**Stated task:**
Copy out every line that contains the word "training".

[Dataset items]
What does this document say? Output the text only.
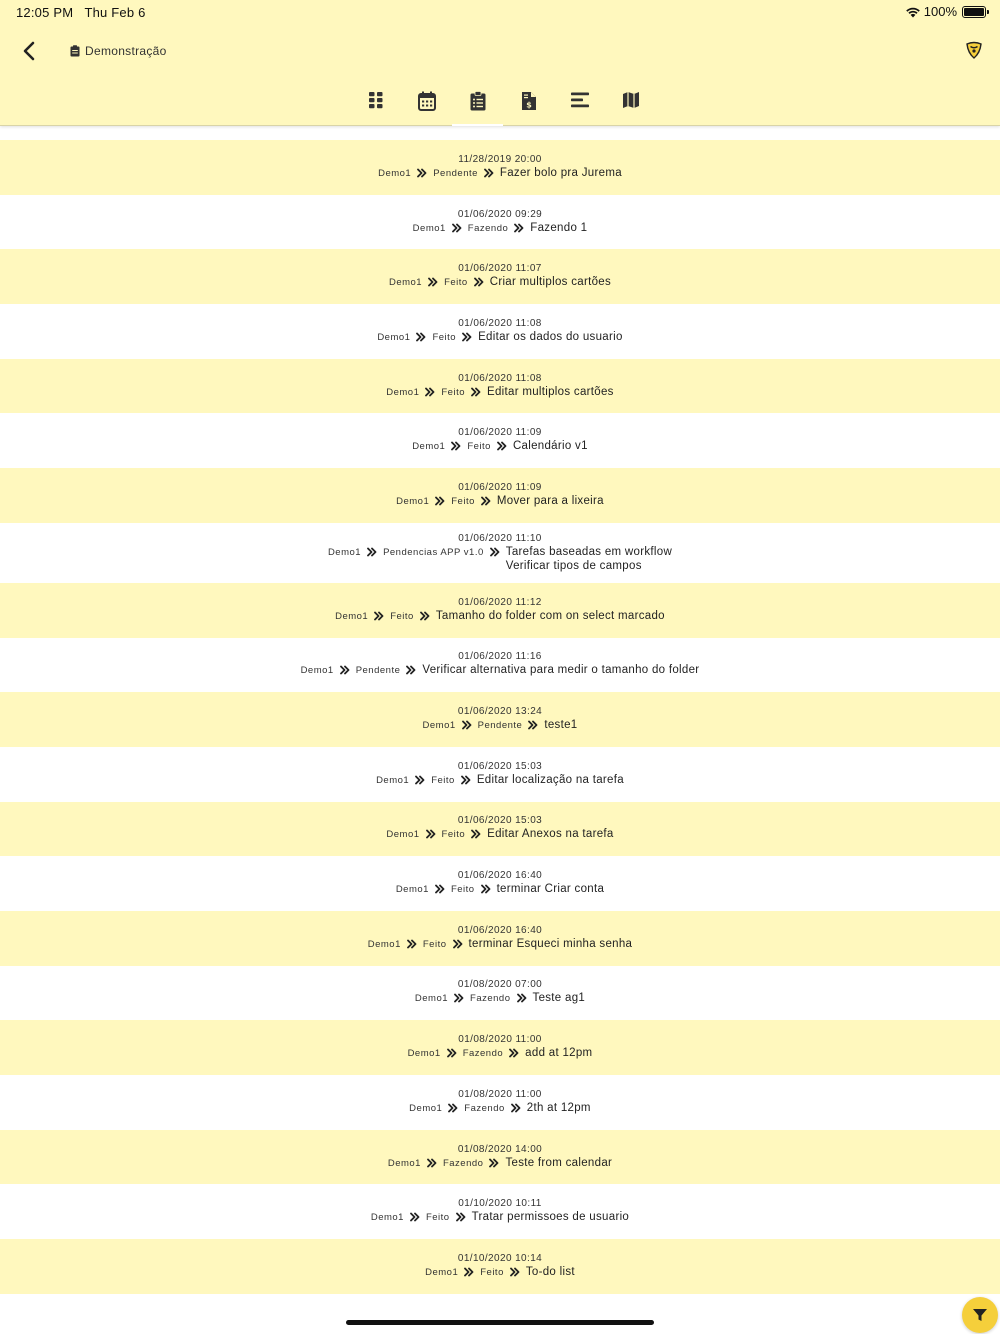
12:05 PM Thu Feb 6	100%
Demonstração
$
11/28/2019 20:00
Demo1 Pendente Fazer bolo pra Jurema
01/06/2020 09:29
Demo1 Fazendo Fazendo 1
01/06/2020 11:07
Demo1 Feito Criar multiplos cartões
01/06/2020 11:08
Demo1 Feito Editar os dados do usuario
01/06/2020 11:08
Demo1 Feito Editar multiplos cartões
01/06/2020 11:09
Demo1 Feito Calendário v1
01/06/2020 11:09
Demo1 Feito Mover para a lixeira
01/06/2020 11:10
Demo1 Pendencias APP v1.0 Tarefas baseadas em workflow
Verificar tipos de campos
01/06/2020 11:12
Demo1 Feito Tamanho do folder com on select marcado
01/06/2020 11:16
Demo1 Pendente Verificar alternativa para medir o tamanho do folder
01/06/2020 13:24
Demo1 Pendente teste1
01/06/2020 15:03
Demo1 Feito Editar localização na tarefa
01/06/2020 15:03
Demo1 Feito Editar Anexos na tarefa
01/06/2020 16:40
Demo1 Feito terminar Criar conta
01/06/2020 16:40
Demo1 Feito terminar Esqueci minha senha
01/08/2020 07:00
Demo1 Fazendo Teste ag1
01/08/2020 11:00
Demo1 Fazendo add at 12pm
01/08/2020 11:00
Demo1 Fazendo 2th at 12pm
01/08/2020 14:00
Demo1 Fazendo Teste from calendar
01/10/2020 10:11
Demo1 Feito Tratar permissoes de usuario
01/10/2020 10:14
Demo1 Feito To-do list
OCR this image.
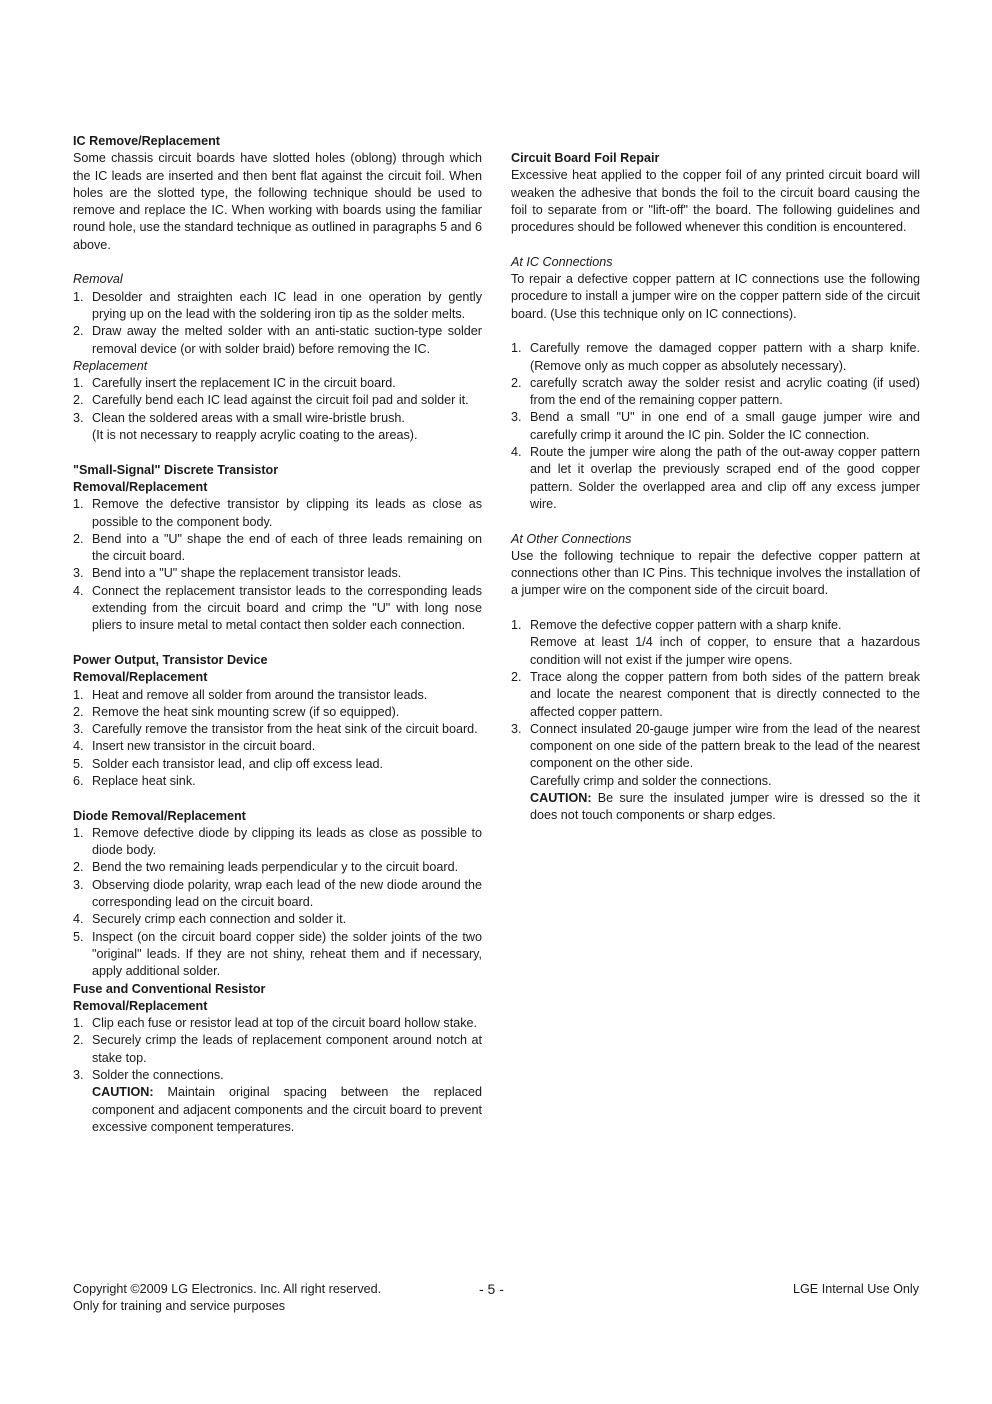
IC Remove/Replacement

Some chassis circuit boards have slotted holes (oblong) through which the IC leads are inserted and then bent flat against the circuit foil. When holes are the slotted type, the following technique should be used to remove and replace the IC. When working with boards using the familiar round hole, use the standard technique as outlined in paragraphs 5 and 6 above.

Removal
1. Desolder and straighten each IC lead in one operation by gently prying up on the lead with the soldering iron tip as the solder melts.
2. Draw away the melted solder with an anti-static suction-type solder removal device (or with solder braid) before removing the IC.
Replacement
1. Carefully insert the replacement IC in the circuit board.
2. Carefully bend each IC lead against the circuit foil pad and solder it.
3. Clean the soldered areas with a small wire-bristle brush.
(It is not necessary to reapply acrylic coating to the areas).
"Small-Signal" Discrete Transistor
Removal/Replacement
1. Remove the defective transistor by clipping its leads as close as possible to the component body.
2. Bend into a "U" shape the end of each of three leads remaining on the circuit board.
3. Bend into a "U" shape the replacement transistor leads.
4. Connect the replacement transistor leads to the corresponding leads extending from the circuit board and crimp the "U" with long nose pliers to insure metal to metal contact then solder each connection.
Power Output, Transistor Device
Removal/Replacement
1. Heat and remove all solder from around the transistor leads.
2. Remove the heat sink mounting screw (if so equipped).
3. Carefully remove the transistor from the heat sink of the circuit board.
4. Insert new transistor in the circuit board.
5. Solder each transistor lead, and clip off excess lead.
6. Replace heat sink.
Diode Removal/Replacement
1. Remove defective diode by clipping its leads as close as possible to diode body.
2. Bend the two remaining leads perpendicular y to the circuit board.
3. Observing diode polarity, wrap each lead of the new diode around the corresponding lead on the circuit board.
4. Securely crimp each connection and solder it.
5. Inspect (on the circuit board copper side) the solder joints of the two "original" leads. If they are not shiny, reheat them and if necessary, apply additional solder.
Fuse and Conventional Resistor
Removal/Replacement
1. Clip each fuse or resistor lead at top of the circuit board hollow stake.
2. Securely crimp the leads of replacement component around notch at stake top.
3. Solder the connections.
CAUTION: Maintain original spacing between the replaced component and adjacent components and the circuit board to prevent excessive component temperatures.
Circuit Board Foil Repair

Excessive heat applied to the copper foil of any printed circuit board will weaken the adhesive that bonds the foil to the circuit board causing the foil to separate from or "lift-off" the board. The following guidelines and procedures should be followed whenever this condition is encountered.

At IC Connections

To repair a defective copper pattern at IC connections use the following procedure to install a jumper wire on the copper pattern side of the circuit board. (Use this technique only on IC connections).

1. Carefully remove the damaged copper pattern with a sharp knife. (Remove only as much copper as absolutely necessary).
2. carefully scratch away the solder resist and acrylic coating (if used) from the end of the remaining copper pattern.
3. Bend a small "U" in one end of a small gauge jumper wire and carefully crimp it around the IC pin. Solder the IC connection.
4. Route the jumper wire along the path of the out-away copper pattern and let it overlap the previously scraped end of the good copper pattern. Solder the overlapped area and clip off any excess jumper wire.
At Other Connections

Use the following technique to repair the defective copper pattern at connections other than IC Pins. This technique involves the installation of a jumper wire on the component side of the circuit board.

1. Remove the defective copper pattern with a sharp knife.
Remove at least 1/4 inch of copper, to ensure that a hazardous condition will not exist if the jumper wire opens.
2. Trace along the copper pattern from both sides of the pattern break and locate the nearest component that is directly connected to the affected copper pattern.
3. Connect insulated 20-gauge jumper wire from the lead of the nearest component on one side of the pattern break to the lead of the nearest component on the other side.
Carefully crimp and solder the connections.
CAUTION: Be sure the insulated jumper wire is dressed so the it does not touch components or sharp edges.
Copyright ©2009 LG Electronics. Inc. All right reserved.
Only for training and service purposes
- 5 -	LGE Internal Use Only
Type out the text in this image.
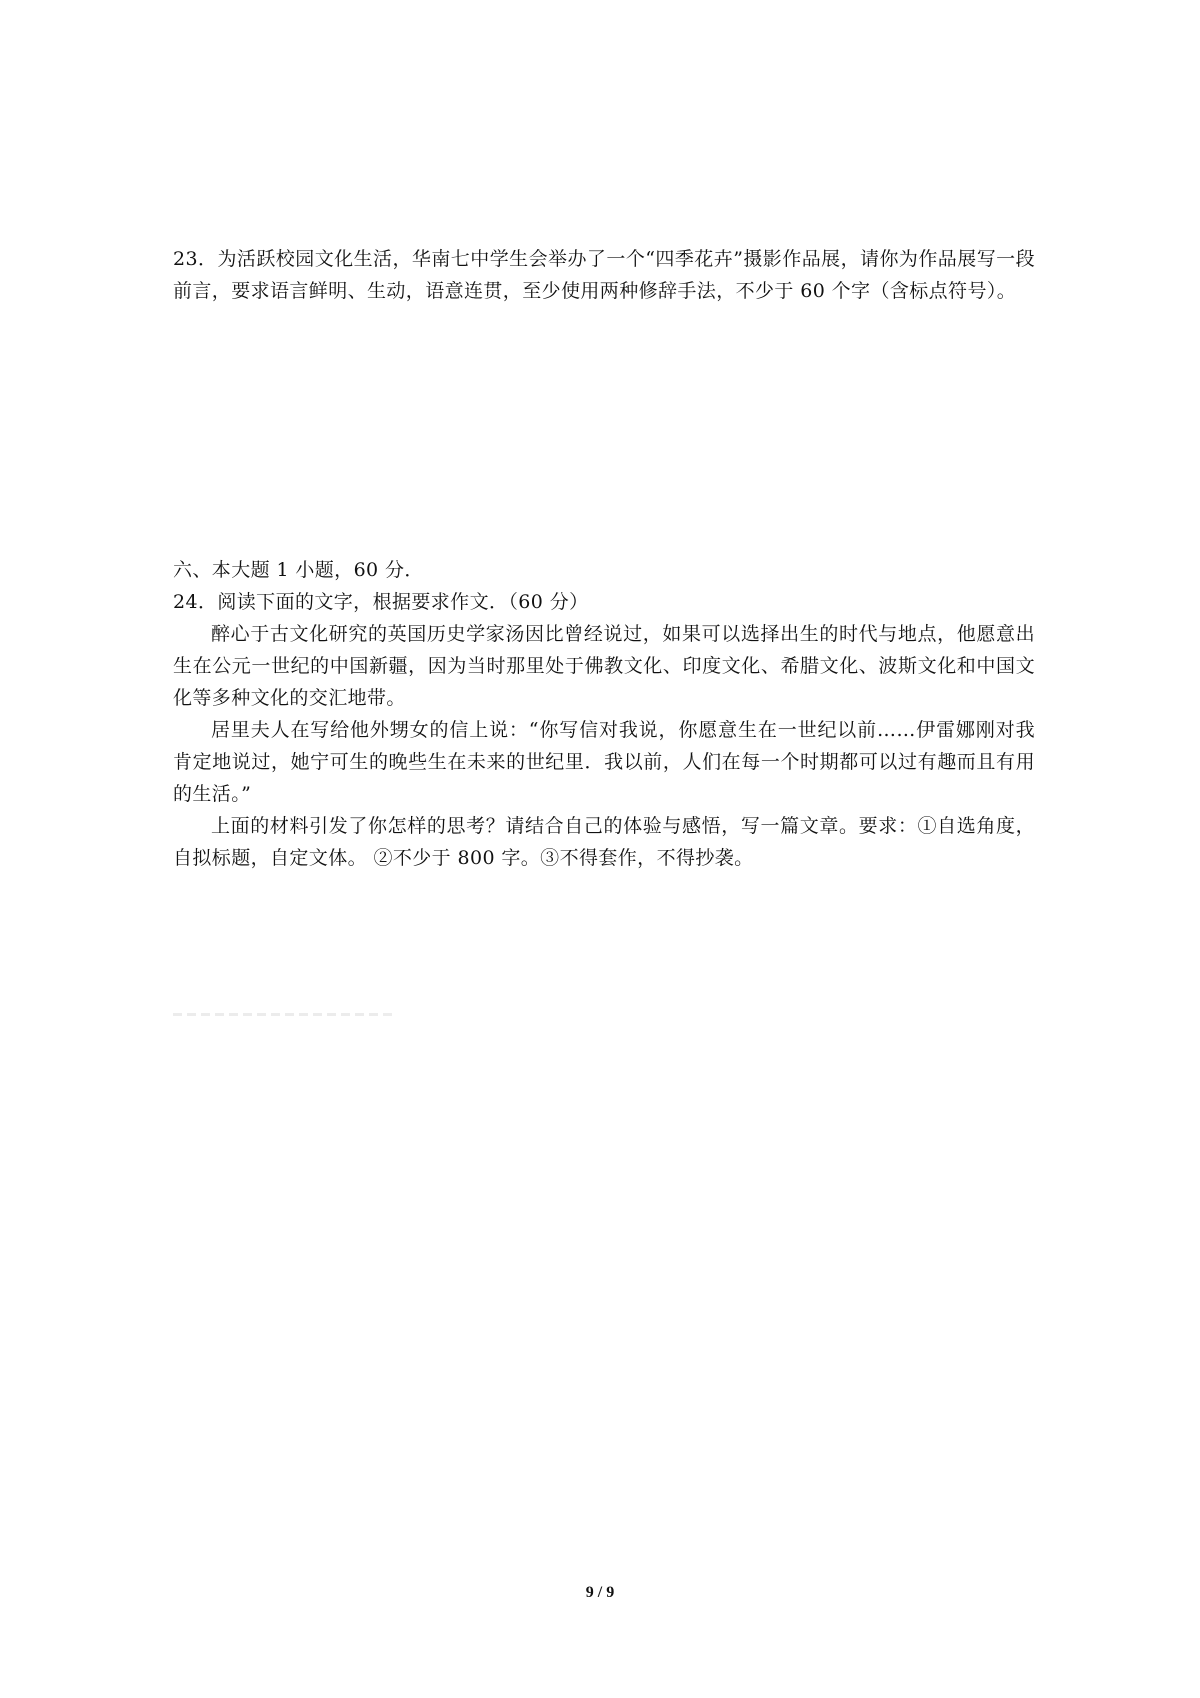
23．为活跃校园文化生活，华南七中学生会举办了一个“四季花卉”摄影作品展，请你为作品展写一段前言，要求语言鲜明、生动，语意连贯，至少使用两种修辞手法，不少于 60 个字（含标点符号）。

六、本大题 1 小题，60 分．

24．阅读下面的文字，根据要求作文．（60 分）

醉心于古文化研究的英国历史学家汤因比曾经说过，如果可以选择出生的时代与地点，他愿意出生在公元一世纪的中国新疆，因为当时那里处于佛教文化、印度文化、希腊文化、波斯文化和中国文化等多种文化的交汇地带。

居里夫人在写给他外甥女的信上说：“你写信对我说，你愿意生在一世纪以前……伊雷娜刚对我肯定地说过，她宁可生的晚些生在未来的世纪里．我以前，人们在每一个时期都可以过有趣而且有用的生活。”

上面的材料引发了你怎样的思考？请结合自己的体验与感悟，写一篇文章。要求：①自选角度，自拟标题，自定文体。 ②不少于 800 字。③不得套作，不得抄袭。

9 / 9
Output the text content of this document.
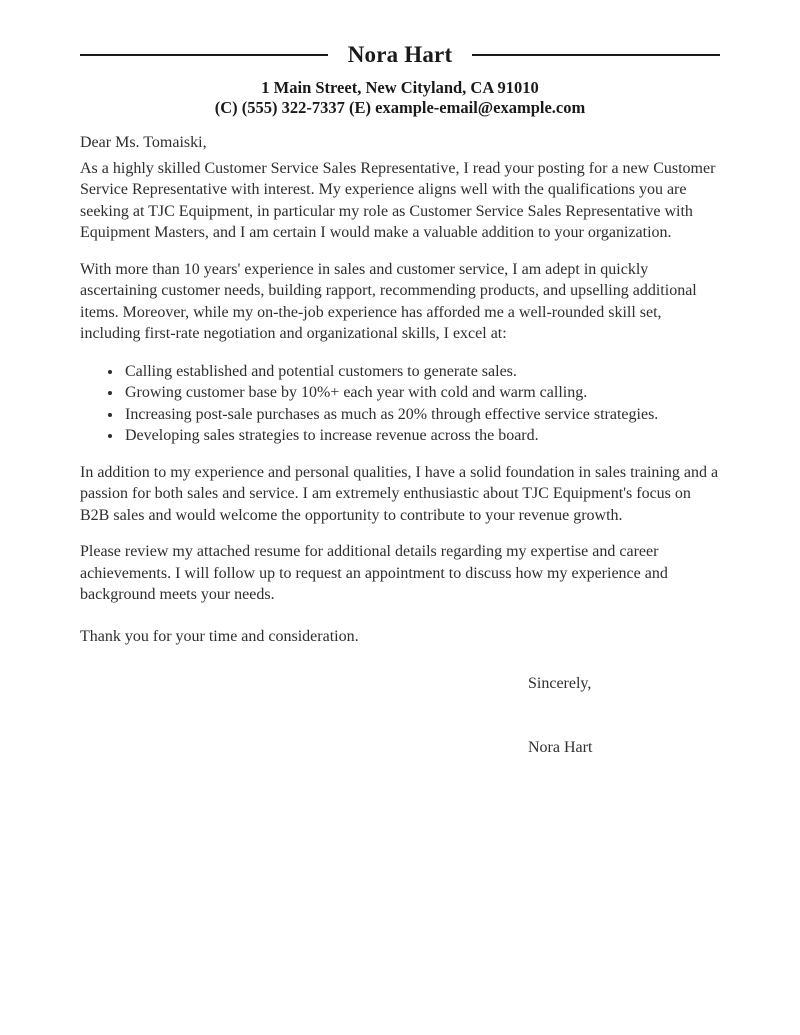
Nora Hart
1 Main Street, New Cityland, CA 91010
(C) (555) 322-7337 (E) example-email@example.com
Dear Ms. Tomaiski,

As a highly skilled Customer Service Sales Representative, I read your posting for a new Customer Service Representative with interest. My experience aligns well with the qualifications you are seeking at TJC Equipment, in particular my role as Customer Service Sales Representative with Equipment Masters, and I am certain I would make a valuable addition to your organization.

With more than 10 years' experience in sales and customer service, I am adept in quickly ascertaining customer needs, building rapport, recommending products, and upselling additional items. Moreover, while my on-the-job experience has afforded me a well-rounded skill set, including first-rate negotiation and organizational skills, I excel at:

• Calling established and potential customers to generate sales.
• Growing customer base by 10%+ each year with cold and warm calling.
• Increasing post-sale purchases as much as 20% through effective service strategies.
• Developing sales strategies to increase revenue across the board.

In addition to my experience and personal qualities, I have a solid foundation in sales training and a passion for both sales and service. I am extremely enthusiastic about TJC Equipment's focus on B2B sales and would welcome the opportunity to contribute to your revenue growth.

Please review my attached resume for additional details regarding my expertise and career achievements. I will follow up to request an appointment to discuss how my experience and background meets your needs.

Thank you for your time and consideration.

Sincerely,
Nora Hart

**Written answer:**
Only for training and service purposes
In addition to my experience and personal qualities, I have a solid foundation in sales training and a passion for both sales and service. I am extremely enthusiastic about TJC Equipment's focus on B2B sales and would welcome the opportunity to contribute to your revenue growth.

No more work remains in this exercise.